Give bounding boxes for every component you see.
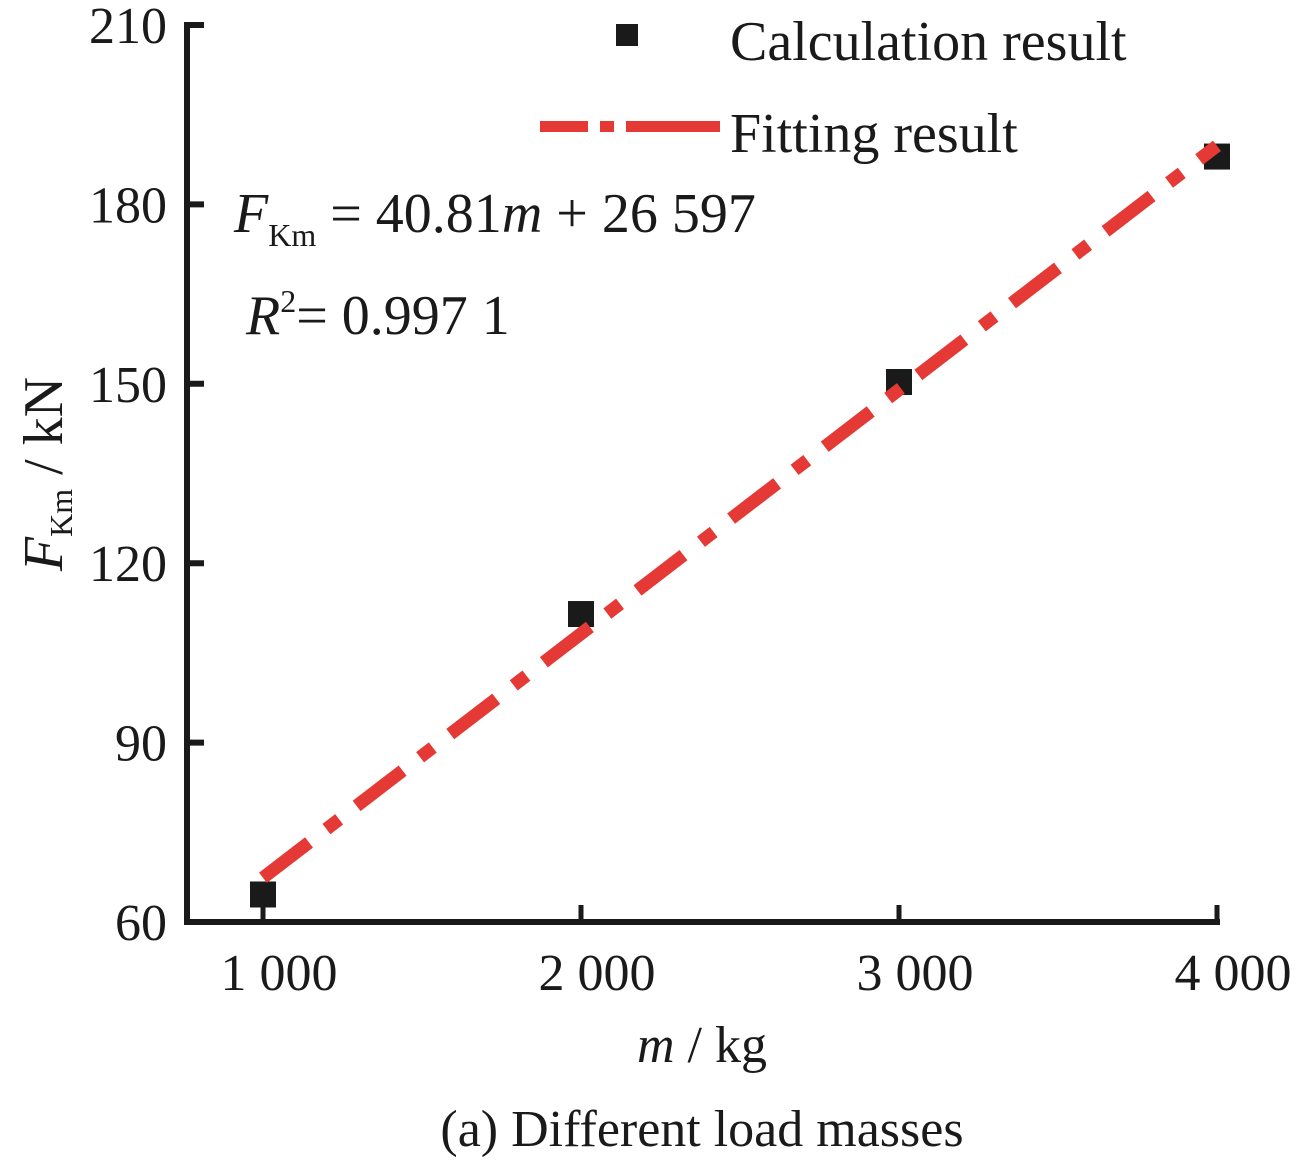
y-tick-label: 60 [115,895,167,952]
x-axis-title-unit: / kg [675,1017,767,1074]
equation-lhs-sub: Km [268,217,316,253]
y-axis-title-unit: / kN [13,377,75,489]
x-tick-label: 2 000 [539,945,656,1002]
data-point [250,881,276,908]
y-tick-label: 120 [89,536,167,593]
y-axis-title: FKm / kN [13,377,79,572]
x-axis-title: m / kg [637,1017,767,1074]
fit-line-group [259,140,1221,883]
r2-rest: = 0.997 1 [296,285,510,347]
y-axis-title-sub: Km [43,489,79,537]
x-tick-label: 3 000 [857,945,974,1002]
legend-label-fitting: Fitting result [730,103,1018,165]
points-group [250,143,1230,908]
y-tick-label: 180 [89,177,167,234]
equation-lhs-var: F [233,183,269,245]
y-axis-title-var: F [13,536,75,572]
x-tick-label: 1 000 [221,945,338,1002]
y-ticks: 60 90 120 150 180 210 [89,0,204,952]
fit-equation: FKm = 40.81m + 26 597 [233,183,756,253]
x-tick-label: 4 000 [1175,945,1292,1002]
legend: Calculation result Fitting result [540,11,1127,165]
r2-sup: 2 [280,283,296,319]
r2-var: R [245,285,280,347]
fit-line [259,140,1221,883]
axes [184,22,1220,925]
data-point [568,601,594,628]
r-squared: R2= 0.997 1 [245,283,510,347]
equation-var: m [502,183,542,245]
figure-caption: (a) Different load masses [440,1101,963,1158]
equation-rest: + 26 597 [542,183,756,245]
y-tick-label: 210 [89,0,167,55]
y-tick-label: 90 [115,716,167,773]
legend-marker-fitting [540,121,720,132]
equation-eq: = 40.81 [316,183,502,245]
x-ticks: 1 000 2 000 3 000 4 000 [221,905,1292,1002]
legend-marker-calculation [616,24,638,46]
x-axis-title-var: m [637,1017,675,1074]
legend-label-calculation: Calculation result [730,11,1127,73]
y-tick-label: 150 [89,357,167,414]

» The exercise: Give the lines above as a numbered list, skipping blank lines and leaving any pictures out of your answer.

» The answer:
1. Give bounding boxes for every component you see.
2. y-tick-label: 60 [115,895,167,952]
3. x-axis-title-unit: / kg [675,1017,767,1074]
4. equation-lhs-sub: Km [268,217,316,253]
5. y-axis-title-unit: / kN [13,377,75,489]
6. x-tick-label: 2 000 [539,945,656,1002]
7. data-point [250,881,276,908]
8. y-tick-label: 120 [89,536,167,593]
9. y-axis-title: FKm / kN [13,377,79,572]
10. x-axis-title: m / kg [637,1017,767,1074]
11. fit-line-group [259,140,1221,883]
12. r2-rest: = 0.997 1 [296,285,510,347]
13. y-axis-title-sub: Km [43,489,79,537]
14. x-tick-label: 3 000 [857,945,974,1002]
15. legend-label-fitting: Fitting result [730,103,1018,165]
16. points-group [250,143,1230,908]
17. y-tick-label: 180 [89,177,167,234]
18. equation-lhs-var: F [233,183,269,245]
19. y-axis-title-var: F [13,536,75,572]
20. x-tick-label: 1 000 [221,945,338,1002]
21. y-ticks: 60 90 120 150 180 210 [89,0,204,952]
22. fit-equation: FKm = 40.81m + 26 597 [233,183,756,253]
23. x-tick-label: 4 000 [1175,945,1292,1002]
24. legend: Calculation result Fitting result [540,11,1127,165]
25. r2-sup: 2 [280,283,296,319]
26. r2-var: R [245,285,280,347]
27. fit-line [259,140,1221,883]
28. axes [184,22,1220,925]
29. data-point [568,601,594,628]
30. r-squared: R2= 0.997 1 [245,283,510,347]
31. equation-var: m [502,183,542,245]
32. figure-caption: (a) Different load masses [440,1101,963,1158]
33. equation-rest: + 26 597 [542,183,756,245]
34. y-tick-label: 210 [89,0,167,55]
35. y-tick-label: 90 [115,716,167,773]
36. legend-marker-fitting [540,121,720,132]
37. equation-eq: = 40.81 [316,183,502,245]
38. x-ticks: 1 000 2 000 3 000 4 000 [221,905,1292,1002]
39. legend-marker-calculation [616,24,638,46]
40. x-axis-title-var: m [637,1017,675,1074]
41. legend-label-calculation: Calculation result [730,11,1127,73]
42. y-tick-label: 150 [89,357,167,414]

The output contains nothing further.